[Records from a data collection]
<<<<

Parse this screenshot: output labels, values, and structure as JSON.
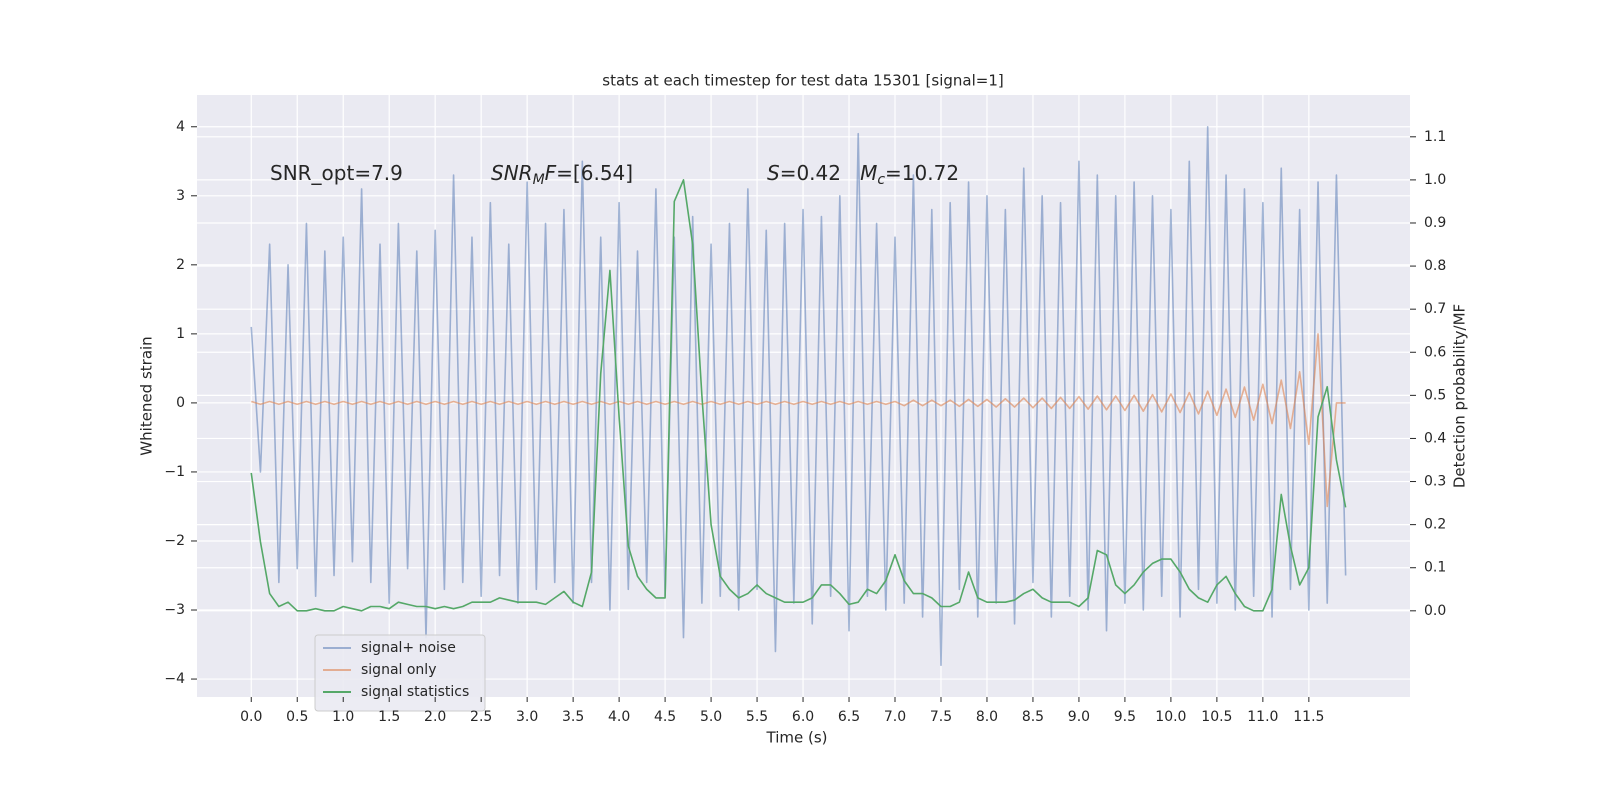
{
  "chart_data": {
    "type": "line",
    "title": "stats at each timestep for test data 15301 [signal=1]",
    "xlabel": "Time (s)",
    "ylabel": "Whitened strain",
    "y2label": "Detection probability/MF",
    "annotations": [
      [
        "SNR_opt=7.9"
      ],
      [
        "SNR",
        "M",
        "F",
        "=[6.54]"
      ],
      [
        "S",
        "=0.42   ",
        "M",
        "c",
        "=10.72"
      ]
    ],
    "x": [
      0,
      0.1,
      0.2,
      0.3,
      0.4,
      0.5,
      0.6,
      0.7,
      0.8,
      0.9,
      1,
      1.1,
      1.2,
      1.3,
      1.4,
      1.5,
      1.6,
      1.7,
      1.8,
      1.9,
      2,
      2.1,
      2.2,
      2.3,
      2.4,
      2.5,
      2.6,
      2.7,
      2.8,
      2.9,
      3,
      3.1,
      3.2,
      3.3,
      3.4,
      3.5,
      3.6,
      3.7,
      3.8,
      3.9,
      4,
      4.1,
      4.2,
      4.3,
      4.4,
      4.5,
      4.6,
      4.7,
      4.8,
      4.9,
      5,
      5.1,
      5.2,
      5.3,
      5.4,
      5.5,
      5.6,
      5.7,
      5.8,
      5.9,
      6,
      6.1,
      6.2,
      6.3,
      6.4,
      6.5,
      6.6,
      6.7,
      6.8,
      6.9,
      7,
      7.1,
      7.2,
      7.3,
      7.4,
      7.5,
      7.6,
      7.7,
      7.8,
      7.9,
      8,
      8.1,
      8.2,
      8.3,
      8.4,
      8.5,
      8.6,
      8.7,
      8.8,
      8.9,
      9,
      9.1,
      9.2,
      9.3,
      9.4,
      9.5,
      9.6,
      9.7,
      9.8,
      9.9,
      10,
      10.1,
      10.2,
      10.3,
      10.4,
      10.5,
      10.6,
      10.7,
      10.8,
      10.9,
      11,
      11.1,
      11.2,
      11.3,
      11.4,
      11.5,
      11.6,
      11.7,
      11.8,
      11.9
    ],
    "series": [
      {
        "name": "signal+ noise",
        "color": "#4c72b0",
        "opacity": 0.5,
        "values": [
          1.1,
          -1.0,
          2.3,
          -2.6,
          2.0,
          -2.4,
          2.6,
          -2.8,
          2.2,
          -2.5,
          2.4,
          -2.3,
          3.1,
          -2.6,
          2.3,
          -2.9,
          2.6,
          -2.4,
          2.2,
          -3.4,
          2.5,
          -2.7,
          3.3,
          -2.6,
          2.4,
          -2.8,
          2.9,
          -2.5,
          2.3,
          -2.9,
          3.2,
          -2.7,
          2.6,
          -2.6,
          2.8,
          -2.9,
          3.5,
          -2.6,
          2.4,
          -3.0,
          2.9,
          -2.7,
          2.2,
          -2.6,
          3.1,
          -2.8,
          2.4,
          -3.4,
          2.7,
          -2.9,
          2.3,
          -2.8,
          2.6,
          -3.0,
          3.1,
          -2.7,
          2.5,
          -3.6,
          2.6,
          -2.9,
          2.8,
          -3.2,
          2.7,
          -2.8,
          3.0,
          -3.3,
          3.9,
          -2.8,
          2.6,
          -3.0,
          2.4,
          -2.9,
          3.3,
          -3.1,
          2.8,
          -3.8,
          2.9,
          -2.7,
          3.2,
          -3.1,
          3.0,
          -2.9,
          2.8,
          -3.2,
          3.4,
          -2.6,
          3.0,
          -3.1,
          2.9,
          -2.8,
          3.5,
          -3.0,
          3.3,
          -3.3,
          3.0,
          -2.9,
          3.2,
          -3.0,
          3.0,
          -2.8,
          2.8,
          -3.1,
          3.5,
          -2.7,
          4.0,
          -2.9,
          3.3,
          -3.0,
          3.1,
          -2.8,
          2.9,
          -3.1,
          3.4,
          -2.7,
          2.8,
          -3.0,
          3.2,
          -2.9,
          3.3,
          -2.5
        ]
      },
      {
        "name": "signal only",
        "color": "#dd8452",
        "opacity": 0.6,
        "values": [
          0.02,
          -0.02,
          0.02,
          -0.02,
          0.02,
          -0.02,
          0.02,
          -0.02,
          0.02,
          -0.02,
          0.02,
          -0.02,
          0.02,
          -0.02,
          0.02,
          -0.02,
          0.02,
          -0.02,
          0.02,
          -0.02,
          0.02,
          -0.02,
          0.02,
          -0.02,
          0.02,
          -0.02,
          0.02,
          -0.02,
          0.02,
          -0.02,
          0.02,
          -0.02,
          0.02,
          -0.02,
          0.02,
          -0.02,
          0.02,
          -0.02,
          0.02,
          -0.02,
          0.02,
          -0.02,
          0.02,
          -0.02,
          0.02,
          -0.02,
          0.02,
          -0.02,
          0.02,
          -0.02,
          0.02,
          -0.02,
          0.02,
          -0.02,
          0.02,
          -0.02,
          0.02,
          -0.02,
          0.02,
          -0.02,
          0.02,
          -0.02,
          0.02,
          -0.02,
          0.02,
          -0.02,
          0.02,
          -0.02,
          0.02,
          -0.02,
          0.02,
          -0.04,
          0.04,
          -0.04,
          0.04,
          -0.04,
          0.04,
          -0.05,
          0.05,
          -0.05,
          0.05,
          -0.06,
          0.06,
          -0.06,
          0.07,
          -0.07,
          0.07,
          -0.08,
          0.08,
          -0.08,
          0.09,
          -0.09,
          0.1,
          -0.1,
          0.1,
          -0.11,
          0.11,
          -0.12,
          0.12,
          -0.13,
          0.13,
          -0.14,
          0.15,
          -0.16,
          0.17,
          -0.18,
          0.2,
          -0.21,
          0.23,
          -0.25,
          0.27,
          -0.3,
          0.33,
          -0.37,
          0.45,
          -0.6,
          1.0,
          -1.5,
          0.0,
          0.0
        ]
      },
      {
        "name": "signal statistics",
        "color": "#55a868",
        "opacity": 1,
        "axis": "y2",
        "values": [
          0.32,
          0.16,
          0.04,
          0.01,
          0.02,
          0.0,
          0.0,
          0.005,
          0.0,
          0.0,
          0.01,
          0.005,
          0.0,
          0.01,
          0.01,
          0.005,
          0.02,
          0.015,
          0.01,
          0.01,
          0.005,
          0.01,
          0.005,
          0.01,
          0.02,
          0.02,
          0.02,
          0.03,
          0.025,
          0.02,
          0.02,
          0.02,
          0.015,
          0.03,
          0.045,
          0.02,
          0.01,
          0.09,
          0.55,
          0.79,
          0.45,
          0.15,
          0.08,
          0.05,
          0.03,
          0.03,
          0.95,
          1.0,
          0.85,
          0.5,
          0.2,
          0.08,
          0.05,
          0.03,
          0.04,
          0.06,
          0.04,
          0.03,
          0.02,
          0.02,
          0.02,
          0.03,
          0.06,
          0.06,
          0.04,
          0.015,
          0.02,
          0.05,
          0.04,
          0.07,
          0.13,
          0.07,
          0.04,
          0.04,
          0.03,
          0.01,
          0.01,
          0.02,
          0.09,
          0.03,
          0.02,
          0.02,
          0.02,
          0.025,
          0.04,
          0.05,
          0.03,
          0.02,
          0.02,
          0.02,
          0.01,
          0.03,
          0.14,
          0.13,
          0.06,
          0.04,
          0.06,
          0.09,
          0.11,
          0.12,
          0.12,
          0.09,
          0.05,
          0.03,
          0.02,
          0.06,
          0.08,
          0.04,
          0.01,
          0.0,
          0.0,
          0.05,
          0.27,
          0.15,
          0.06,
          0.1,
          0.45,
          0.52,
          0.35,
          0.24
        ]
      }
    ],
    "xlim": [
      -0.59,
      12.6
    ],
    "ylim": [
      -4.26,
      4.46
    ],
    "y2lim": [
      -0.2,
      1.197
    ],
    "xticks": [
      {
        "value": 0,
        "label": "0.0"
      },
      0.5,
      {
        "value": 1,
        "label": "1.0"
      },
      1.5,
      {
        "value": 2,
        "label": "2.0"
      },
      2.5,
      {
        "value": 3,
        "label": "3.0"
      },
      3.5,
      {
        "value": 4,
        "label": "4.0"
      },
      4.5,
      {
        "value": 5,
        "label": "5.0"
      },
      5.5,
      {
        "value": 6,
        "label": "6.0"
      },
      6.5,
      {
        "value": 7,
        "label": "7.0"
      },
      7.5,
      {
        "value": 8,
        "label": "8.0"
      },
      8.5,
      {
        "value": 9,
        "label": "9.0"
      },
      9.5,
      {
        "value": 10,
        "label": "10.0"
      },
      10.5,
      {
        "value": 11,
        "label": "11.0"
      },
      11.5
    ],
    "yticks": [
      {
        "value": -4,
        "label": "−4"
      },
      {
        "value": -3,
        "label": "−3"
      },
      {
        "value": -2,
        "label": "−2"
      },
      {
        "value": -1,
        "label": "−1"
      },
      0,
      1,
      2,
      3,
      4
    ],
    "y2ticks": [
      {
        "value": 0,
        "label": "0.0"
      },
      0.1,
      0.2,
      0.3,
      0.4,
      0.5,
      0.6,
      0.7,
      0.8,
      0.9,
      {
        "value": 1,
        "label": "1.0"
      },
      1.1
    ],
    "grid": true,
    "legend": "lower left"
  }
}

>>>>

**Task to complete:** Look through the data above. Copy every line with the string "signal" in it.

**Result of this task:**
    "title": "stats at each timestep for test data 15301 [signal=1]",
        "name": "signal+ noise",
        "name": "signal only",
        "name": "signal statistics",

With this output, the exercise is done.